- **WRITTEN EXERCISE**
Set down the material below word for word, excluding the pictures.
===== SUPPLIED RECORDS
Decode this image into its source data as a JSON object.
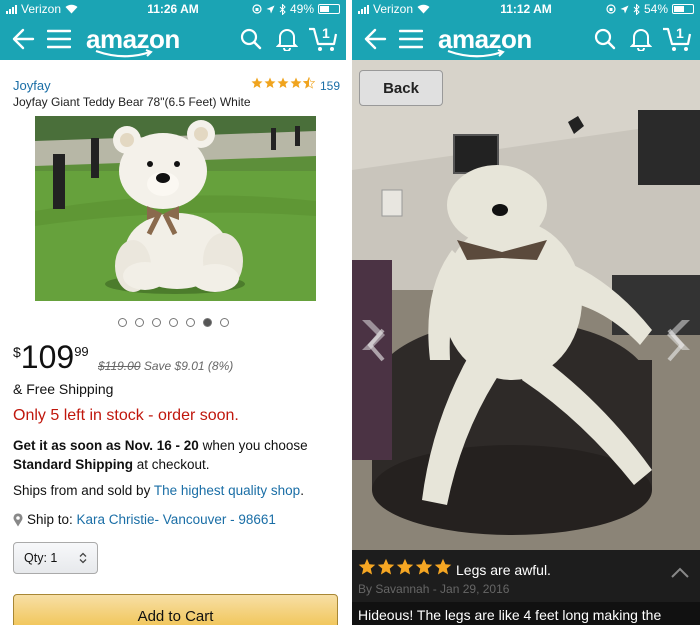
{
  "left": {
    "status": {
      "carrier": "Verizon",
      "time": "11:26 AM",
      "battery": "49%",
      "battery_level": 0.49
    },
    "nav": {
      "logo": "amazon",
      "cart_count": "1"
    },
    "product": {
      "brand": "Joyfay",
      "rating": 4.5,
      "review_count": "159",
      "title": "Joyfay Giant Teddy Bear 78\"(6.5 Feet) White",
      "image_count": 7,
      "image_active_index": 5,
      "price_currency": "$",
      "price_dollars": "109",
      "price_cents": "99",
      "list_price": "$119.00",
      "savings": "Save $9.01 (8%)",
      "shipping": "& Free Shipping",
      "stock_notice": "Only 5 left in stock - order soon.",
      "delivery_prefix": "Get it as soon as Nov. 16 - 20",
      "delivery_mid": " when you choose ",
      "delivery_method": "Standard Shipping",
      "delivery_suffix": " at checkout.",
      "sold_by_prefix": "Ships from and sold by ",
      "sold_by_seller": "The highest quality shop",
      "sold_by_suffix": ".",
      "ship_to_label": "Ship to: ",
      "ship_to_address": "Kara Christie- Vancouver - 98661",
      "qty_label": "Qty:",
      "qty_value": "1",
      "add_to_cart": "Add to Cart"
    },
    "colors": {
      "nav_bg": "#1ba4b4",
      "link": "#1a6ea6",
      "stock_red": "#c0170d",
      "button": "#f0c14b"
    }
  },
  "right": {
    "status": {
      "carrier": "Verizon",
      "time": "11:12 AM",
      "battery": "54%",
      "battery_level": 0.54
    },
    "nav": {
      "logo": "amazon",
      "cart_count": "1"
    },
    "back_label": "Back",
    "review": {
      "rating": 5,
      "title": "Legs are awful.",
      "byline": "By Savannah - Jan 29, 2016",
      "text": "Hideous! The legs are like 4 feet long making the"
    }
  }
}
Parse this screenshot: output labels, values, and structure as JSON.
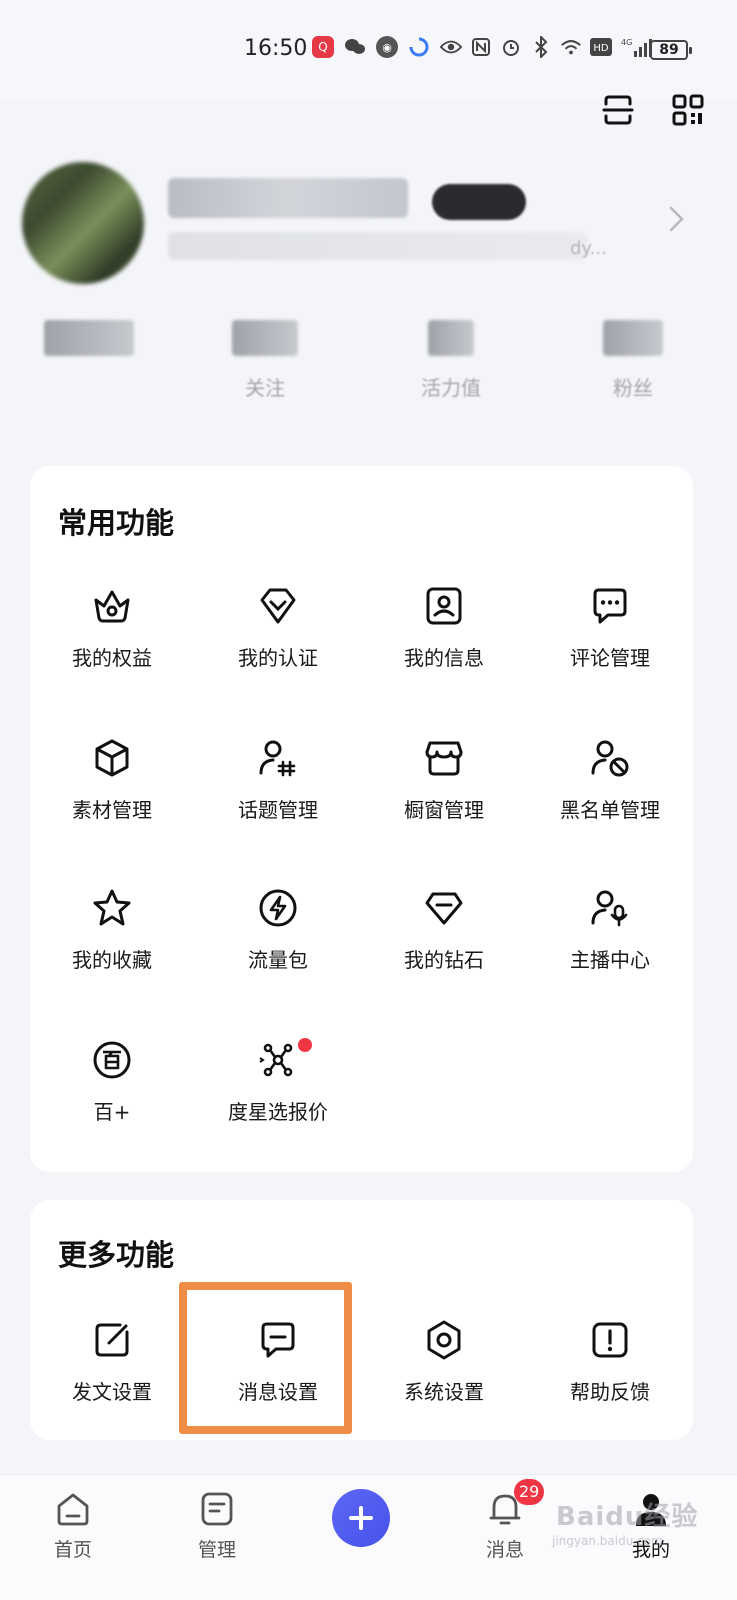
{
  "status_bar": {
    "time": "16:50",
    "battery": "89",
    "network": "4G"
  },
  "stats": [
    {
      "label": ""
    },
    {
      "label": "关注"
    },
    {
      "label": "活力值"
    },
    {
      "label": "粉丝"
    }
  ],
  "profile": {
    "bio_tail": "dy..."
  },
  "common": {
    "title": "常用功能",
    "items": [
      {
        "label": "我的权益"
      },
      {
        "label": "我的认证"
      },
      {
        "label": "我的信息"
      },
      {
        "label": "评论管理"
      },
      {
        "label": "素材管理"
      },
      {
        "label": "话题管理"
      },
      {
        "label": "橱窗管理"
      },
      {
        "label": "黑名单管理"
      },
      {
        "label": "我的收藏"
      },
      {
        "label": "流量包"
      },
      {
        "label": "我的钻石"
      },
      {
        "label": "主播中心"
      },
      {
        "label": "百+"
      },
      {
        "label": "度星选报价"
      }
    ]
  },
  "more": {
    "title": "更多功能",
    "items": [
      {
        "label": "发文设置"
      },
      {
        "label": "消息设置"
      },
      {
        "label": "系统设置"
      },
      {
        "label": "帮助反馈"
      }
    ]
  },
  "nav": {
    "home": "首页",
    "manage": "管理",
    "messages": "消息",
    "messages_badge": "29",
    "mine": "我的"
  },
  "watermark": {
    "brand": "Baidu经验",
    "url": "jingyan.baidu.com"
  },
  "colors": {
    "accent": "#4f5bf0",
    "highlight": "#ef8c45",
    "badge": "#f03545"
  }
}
==========
- **RESULT OF THE TASK**
Decode this image into its source data as a JSON object.
{
  "left": {
    "status": {
      "carrier": "Verizon",
      "time": "11:26 AM",
      "battery": "49%",
      "battery_level": 0.49
    },
    "nav": {
      "logo": "amazon",
      "cart_count": "1"
    },
    "product": {
      "brand": "Joyfay",
      "rating": 4.5,
      "review_count": "159",
      "title": "Joyfay Giant Teddy Bear 78\"(6.5 Feet) White",
      "image_count": 7,
      "image_active_index": 5,
      "price_currency": "$",
      "price_dollars": "109",
      "price_cents": "99",
      "list_price": "$119.00",
      "savings": "Save $9.01 (8%)",
      "shipping": "& Free Shipping",
      "stock_notice": "Only 5 left in stock - order soon.",
      "delivery_prefix": "Get it as soon as Nov. 16 - 20",
      "delivery_mid": " when you choose ",
      "delivery_method": "Standard Shipping",
      "delivery_suffix": " at checkout.",
      "sold_by_prefix": "Ships from and sold by ",
      "sold_by_seller": "The highest quality shop",
      "sold_by_suffix": ".",
      "ship_to_label": "Ship to: ",
      "ship_to_address": "Kara Christie- Vancouver - 98661",
      "qty_label": "Qty:",
      "qty_value": "1",
      "add_to_cart": "Add to Cart"
    },
    "colors": {
      "nav_bg": "#1ba4b4",
      "link": "#1a6ea6",
      "stock_red": "#c0170d",
      "button": "#f0c14b"
    }
  },
  "right": {
    "status": {
      "carrier": "Verizon",
      "time": "11:12 AM",
      "battery": "54%",
      "battery_level": 0.54
    },
    "nav": {
      "logo": "amazon",
      "cart_count": "1"
    },
    "back_label": "Back",
    "review": {
      "rating": 5,
      "title": "Legs are awful.",
      "byline": "By Savannah - Jan 29, 2016",
      "text": "Hideous! The legs are like 4 feet long making the"
    }
  }
}
Parse this screenshot: output labels, values, and structure as JSON.
{
  "status_bar": {
    "time": "16:50",
    "battery": "89",
    "network": "4G"
  },
  "stats": [
    {
      "label": ""
    },
    {
      "label": "关注"
    },
    {
      "label": "活力值"
    },
    {
      "label": "粉丝"
    }
  ],
  "profile": {
    "bio_tail": "dy..."
  },
  "common": {
    "title": "常用功能",
    "items": [
      {
        "label": "我的权益"
      },
      {
        "label": "我的认证"
      },
      {
        "label": "我的信息"
      },
      {
        "label": "评论管理"
      },
      {
        "label": "素材管理"
      },
      {
        "label": "话题管理"
      },
      {
        "label": "橱窗管理"
      },
      {
        "label": "黑名单管理"
      },
      {
        "label": "我的收藏"
      },
      {
        "label": "流量包"
      },
      {
        "label": "我的钻石"
      },
      {
        "label": "主播中心"
      },
      {
        "label": "百+"
      },
      {
        "label": "度星选报价"
      }
    ]
  },
  "more": {
    "title": "更多功能",
    "items": [
      {
        "label": "发文设置"
      },
      {
        "label": "消息设置"
      },
      {
        "label": "系统设置"
      },
      {
        "label": "帮助反馈"
      }
    ]
  },
  "nav": {
    "home": "首页",
    "manage": "管理",
    "messages": "消息",
    "messages_badge": "29",
    "mine": "我的"
  },
  "watermark": {
    "brand": "Baidu经验",
    "url": "jingyan.baidu.com"
  },
  "colors": {
    "accent": "#4f5bf0",
    "highlight": "#ef8c45",
    "badge": "#f03545"
  }
}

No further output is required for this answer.